WHAT NEEDS TO BE DONE: Count every line of the material that holds the string "sector". Respond with the total only.

SUPPLIED RECORDS:
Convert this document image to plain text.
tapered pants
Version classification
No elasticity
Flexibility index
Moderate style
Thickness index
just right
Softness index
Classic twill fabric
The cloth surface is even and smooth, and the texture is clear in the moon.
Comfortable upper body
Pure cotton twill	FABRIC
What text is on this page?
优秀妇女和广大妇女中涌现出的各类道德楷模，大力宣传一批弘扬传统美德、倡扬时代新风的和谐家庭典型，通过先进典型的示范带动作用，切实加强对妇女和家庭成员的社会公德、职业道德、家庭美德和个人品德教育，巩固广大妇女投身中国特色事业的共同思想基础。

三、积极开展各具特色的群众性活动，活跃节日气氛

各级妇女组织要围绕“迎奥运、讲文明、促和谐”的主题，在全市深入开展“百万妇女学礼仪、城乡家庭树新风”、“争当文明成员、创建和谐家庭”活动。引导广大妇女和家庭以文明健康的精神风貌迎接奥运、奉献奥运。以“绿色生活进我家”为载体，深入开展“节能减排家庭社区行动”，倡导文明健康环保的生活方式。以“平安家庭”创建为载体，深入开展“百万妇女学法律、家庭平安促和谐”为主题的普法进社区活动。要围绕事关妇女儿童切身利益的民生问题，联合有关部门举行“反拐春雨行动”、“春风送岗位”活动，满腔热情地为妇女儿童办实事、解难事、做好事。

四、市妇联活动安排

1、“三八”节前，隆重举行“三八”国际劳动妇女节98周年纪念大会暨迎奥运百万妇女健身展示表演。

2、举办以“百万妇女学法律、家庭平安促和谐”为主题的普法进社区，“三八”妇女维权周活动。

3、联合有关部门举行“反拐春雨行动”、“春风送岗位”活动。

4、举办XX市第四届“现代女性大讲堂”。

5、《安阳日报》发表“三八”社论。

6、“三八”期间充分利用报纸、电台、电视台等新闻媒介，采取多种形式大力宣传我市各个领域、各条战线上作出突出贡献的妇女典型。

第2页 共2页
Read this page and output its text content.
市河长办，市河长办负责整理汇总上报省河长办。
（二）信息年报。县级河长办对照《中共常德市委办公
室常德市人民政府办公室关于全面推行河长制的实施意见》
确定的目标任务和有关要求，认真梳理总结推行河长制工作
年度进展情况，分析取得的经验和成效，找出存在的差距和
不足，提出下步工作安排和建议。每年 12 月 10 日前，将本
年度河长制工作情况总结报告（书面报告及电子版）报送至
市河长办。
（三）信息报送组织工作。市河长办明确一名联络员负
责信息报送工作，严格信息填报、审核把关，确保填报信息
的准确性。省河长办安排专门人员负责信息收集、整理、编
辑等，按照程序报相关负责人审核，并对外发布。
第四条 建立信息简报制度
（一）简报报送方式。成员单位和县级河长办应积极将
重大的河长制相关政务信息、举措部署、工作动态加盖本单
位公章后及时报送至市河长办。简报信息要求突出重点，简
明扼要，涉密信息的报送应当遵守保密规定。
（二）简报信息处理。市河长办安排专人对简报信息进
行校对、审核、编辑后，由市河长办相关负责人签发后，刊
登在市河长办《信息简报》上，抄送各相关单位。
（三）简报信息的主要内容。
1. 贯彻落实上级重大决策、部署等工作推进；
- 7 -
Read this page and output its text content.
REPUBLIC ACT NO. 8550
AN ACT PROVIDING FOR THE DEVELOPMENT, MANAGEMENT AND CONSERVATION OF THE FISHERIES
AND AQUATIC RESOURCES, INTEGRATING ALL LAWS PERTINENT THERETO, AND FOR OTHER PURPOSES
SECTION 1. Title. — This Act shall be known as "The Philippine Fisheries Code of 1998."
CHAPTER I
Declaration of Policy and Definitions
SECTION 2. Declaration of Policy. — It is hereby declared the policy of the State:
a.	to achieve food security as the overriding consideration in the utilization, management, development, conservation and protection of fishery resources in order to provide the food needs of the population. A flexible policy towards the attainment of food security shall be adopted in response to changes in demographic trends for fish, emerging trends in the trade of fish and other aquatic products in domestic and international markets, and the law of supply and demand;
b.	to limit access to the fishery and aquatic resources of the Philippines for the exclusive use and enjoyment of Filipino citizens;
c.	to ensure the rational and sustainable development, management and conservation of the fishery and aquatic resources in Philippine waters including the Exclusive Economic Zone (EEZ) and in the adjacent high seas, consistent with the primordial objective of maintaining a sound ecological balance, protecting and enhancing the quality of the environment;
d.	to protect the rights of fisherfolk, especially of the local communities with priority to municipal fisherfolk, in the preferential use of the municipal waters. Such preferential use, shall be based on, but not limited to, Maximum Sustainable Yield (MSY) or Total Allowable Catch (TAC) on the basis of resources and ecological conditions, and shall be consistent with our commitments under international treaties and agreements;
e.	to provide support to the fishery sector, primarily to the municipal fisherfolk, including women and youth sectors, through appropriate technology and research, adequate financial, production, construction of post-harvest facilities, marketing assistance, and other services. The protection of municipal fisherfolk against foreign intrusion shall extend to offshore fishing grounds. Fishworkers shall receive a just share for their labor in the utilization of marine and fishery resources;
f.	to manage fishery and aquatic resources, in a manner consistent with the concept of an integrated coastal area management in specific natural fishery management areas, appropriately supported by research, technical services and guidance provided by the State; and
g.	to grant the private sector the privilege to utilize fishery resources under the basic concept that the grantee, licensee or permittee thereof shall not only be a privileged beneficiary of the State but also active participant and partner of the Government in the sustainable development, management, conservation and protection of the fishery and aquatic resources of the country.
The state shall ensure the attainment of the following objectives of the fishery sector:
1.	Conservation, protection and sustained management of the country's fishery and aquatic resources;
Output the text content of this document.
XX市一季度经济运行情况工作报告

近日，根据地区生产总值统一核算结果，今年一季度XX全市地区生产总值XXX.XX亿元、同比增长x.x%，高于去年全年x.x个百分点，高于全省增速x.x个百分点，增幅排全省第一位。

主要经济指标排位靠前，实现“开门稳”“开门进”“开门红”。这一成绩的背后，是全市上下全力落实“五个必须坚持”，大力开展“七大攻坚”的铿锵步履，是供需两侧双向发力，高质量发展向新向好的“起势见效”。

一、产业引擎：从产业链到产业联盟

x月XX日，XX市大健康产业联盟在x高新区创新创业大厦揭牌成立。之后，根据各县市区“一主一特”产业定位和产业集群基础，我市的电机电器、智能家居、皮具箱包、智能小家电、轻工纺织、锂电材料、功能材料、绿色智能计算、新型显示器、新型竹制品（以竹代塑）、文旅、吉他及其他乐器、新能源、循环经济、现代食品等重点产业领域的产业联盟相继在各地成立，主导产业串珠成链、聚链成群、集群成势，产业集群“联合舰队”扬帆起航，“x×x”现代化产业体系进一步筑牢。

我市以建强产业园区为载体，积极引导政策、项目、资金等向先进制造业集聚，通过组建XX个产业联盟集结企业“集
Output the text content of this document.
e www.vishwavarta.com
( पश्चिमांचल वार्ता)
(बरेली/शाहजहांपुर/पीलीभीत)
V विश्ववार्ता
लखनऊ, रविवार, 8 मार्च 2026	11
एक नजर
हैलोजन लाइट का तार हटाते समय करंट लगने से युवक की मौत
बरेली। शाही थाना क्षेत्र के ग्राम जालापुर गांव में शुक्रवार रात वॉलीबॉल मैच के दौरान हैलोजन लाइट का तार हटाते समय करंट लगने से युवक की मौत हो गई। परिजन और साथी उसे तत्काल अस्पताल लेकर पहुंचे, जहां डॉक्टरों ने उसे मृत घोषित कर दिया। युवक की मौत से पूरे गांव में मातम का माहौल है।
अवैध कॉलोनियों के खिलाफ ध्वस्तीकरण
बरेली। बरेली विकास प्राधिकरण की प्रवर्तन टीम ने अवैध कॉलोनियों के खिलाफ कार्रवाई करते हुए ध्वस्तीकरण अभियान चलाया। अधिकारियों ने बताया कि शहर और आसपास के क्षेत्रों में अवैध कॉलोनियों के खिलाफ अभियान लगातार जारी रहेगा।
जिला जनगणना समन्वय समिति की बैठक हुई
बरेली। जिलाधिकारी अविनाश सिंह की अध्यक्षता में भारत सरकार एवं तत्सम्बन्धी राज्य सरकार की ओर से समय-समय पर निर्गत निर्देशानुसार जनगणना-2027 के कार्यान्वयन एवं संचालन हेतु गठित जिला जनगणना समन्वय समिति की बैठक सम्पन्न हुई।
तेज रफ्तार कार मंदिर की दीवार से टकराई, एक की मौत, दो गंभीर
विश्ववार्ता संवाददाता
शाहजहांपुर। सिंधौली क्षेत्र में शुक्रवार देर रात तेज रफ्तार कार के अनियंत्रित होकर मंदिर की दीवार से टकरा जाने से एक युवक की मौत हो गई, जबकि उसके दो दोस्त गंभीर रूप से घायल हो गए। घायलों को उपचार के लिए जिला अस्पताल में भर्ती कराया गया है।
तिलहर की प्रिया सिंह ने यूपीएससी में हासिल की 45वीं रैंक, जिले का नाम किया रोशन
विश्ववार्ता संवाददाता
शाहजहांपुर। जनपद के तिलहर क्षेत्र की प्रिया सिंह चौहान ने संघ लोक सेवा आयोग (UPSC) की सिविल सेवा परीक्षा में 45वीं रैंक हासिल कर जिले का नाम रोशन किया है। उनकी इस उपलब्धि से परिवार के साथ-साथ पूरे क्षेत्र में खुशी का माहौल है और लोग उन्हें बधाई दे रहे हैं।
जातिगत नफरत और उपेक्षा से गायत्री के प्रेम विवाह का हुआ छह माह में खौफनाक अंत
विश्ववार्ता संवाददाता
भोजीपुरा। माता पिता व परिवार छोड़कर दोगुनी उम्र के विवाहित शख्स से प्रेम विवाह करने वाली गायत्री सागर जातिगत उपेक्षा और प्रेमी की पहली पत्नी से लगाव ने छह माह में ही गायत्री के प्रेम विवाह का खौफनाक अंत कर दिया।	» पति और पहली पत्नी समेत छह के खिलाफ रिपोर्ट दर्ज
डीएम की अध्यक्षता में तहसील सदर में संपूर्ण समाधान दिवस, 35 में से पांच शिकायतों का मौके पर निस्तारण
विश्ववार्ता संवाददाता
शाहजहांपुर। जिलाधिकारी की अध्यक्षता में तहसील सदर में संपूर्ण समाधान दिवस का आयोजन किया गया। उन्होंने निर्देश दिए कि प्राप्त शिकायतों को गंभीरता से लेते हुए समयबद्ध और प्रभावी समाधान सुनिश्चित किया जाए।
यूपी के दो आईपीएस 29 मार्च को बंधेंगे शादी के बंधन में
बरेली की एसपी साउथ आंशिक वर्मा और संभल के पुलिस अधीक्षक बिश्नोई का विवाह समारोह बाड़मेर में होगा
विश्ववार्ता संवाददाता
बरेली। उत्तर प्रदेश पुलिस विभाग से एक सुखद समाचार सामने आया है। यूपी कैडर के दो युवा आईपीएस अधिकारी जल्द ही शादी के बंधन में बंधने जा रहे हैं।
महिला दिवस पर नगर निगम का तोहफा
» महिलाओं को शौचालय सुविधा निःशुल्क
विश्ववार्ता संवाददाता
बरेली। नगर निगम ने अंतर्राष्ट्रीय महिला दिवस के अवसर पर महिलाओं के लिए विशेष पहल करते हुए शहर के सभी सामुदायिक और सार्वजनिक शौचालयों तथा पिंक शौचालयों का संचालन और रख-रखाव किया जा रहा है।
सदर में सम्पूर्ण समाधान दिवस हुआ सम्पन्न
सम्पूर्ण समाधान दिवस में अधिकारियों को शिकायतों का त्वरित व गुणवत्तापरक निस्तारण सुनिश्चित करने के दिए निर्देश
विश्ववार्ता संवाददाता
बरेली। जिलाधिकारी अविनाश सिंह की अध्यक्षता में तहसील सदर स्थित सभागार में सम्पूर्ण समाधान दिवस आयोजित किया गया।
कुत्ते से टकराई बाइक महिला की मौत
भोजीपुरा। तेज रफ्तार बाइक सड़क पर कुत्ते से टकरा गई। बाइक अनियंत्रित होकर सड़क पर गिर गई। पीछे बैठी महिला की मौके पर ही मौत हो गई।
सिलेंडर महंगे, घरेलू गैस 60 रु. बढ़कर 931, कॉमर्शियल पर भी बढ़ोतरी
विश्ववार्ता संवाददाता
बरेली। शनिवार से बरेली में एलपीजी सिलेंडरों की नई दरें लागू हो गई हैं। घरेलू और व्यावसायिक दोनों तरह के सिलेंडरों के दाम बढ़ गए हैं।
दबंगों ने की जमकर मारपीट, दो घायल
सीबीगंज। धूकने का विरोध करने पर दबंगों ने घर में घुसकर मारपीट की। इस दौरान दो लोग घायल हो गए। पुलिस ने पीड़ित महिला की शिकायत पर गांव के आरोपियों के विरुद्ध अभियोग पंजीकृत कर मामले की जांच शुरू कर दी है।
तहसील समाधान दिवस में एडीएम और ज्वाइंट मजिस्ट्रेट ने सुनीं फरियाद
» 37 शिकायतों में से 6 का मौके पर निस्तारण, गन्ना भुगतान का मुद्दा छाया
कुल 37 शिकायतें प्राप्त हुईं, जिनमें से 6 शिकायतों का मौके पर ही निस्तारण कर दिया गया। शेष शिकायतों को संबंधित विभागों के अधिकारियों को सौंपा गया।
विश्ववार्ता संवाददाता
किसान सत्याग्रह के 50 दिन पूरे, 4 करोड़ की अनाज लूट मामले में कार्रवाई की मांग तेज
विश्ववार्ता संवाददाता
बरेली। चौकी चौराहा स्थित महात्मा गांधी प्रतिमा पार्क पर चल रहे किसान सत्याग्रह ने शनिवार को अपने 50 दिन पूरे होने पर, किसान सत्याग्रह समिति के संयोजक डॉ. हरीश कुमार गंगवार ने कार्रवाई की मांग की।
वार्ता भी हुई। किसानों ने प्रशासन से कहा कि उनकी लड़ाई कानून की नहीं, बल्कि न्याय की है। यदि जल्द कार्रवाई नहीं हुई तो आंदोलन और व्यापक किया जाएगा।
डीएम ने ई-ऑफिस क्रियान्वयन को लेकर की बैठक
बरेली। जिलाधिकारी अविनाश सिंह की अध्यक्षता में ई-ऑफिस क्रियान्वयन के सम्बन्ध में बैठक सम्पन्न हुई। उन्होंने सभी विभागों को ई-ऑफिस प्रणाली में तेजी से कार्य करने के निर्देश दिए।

EXERCISE RESULT: 3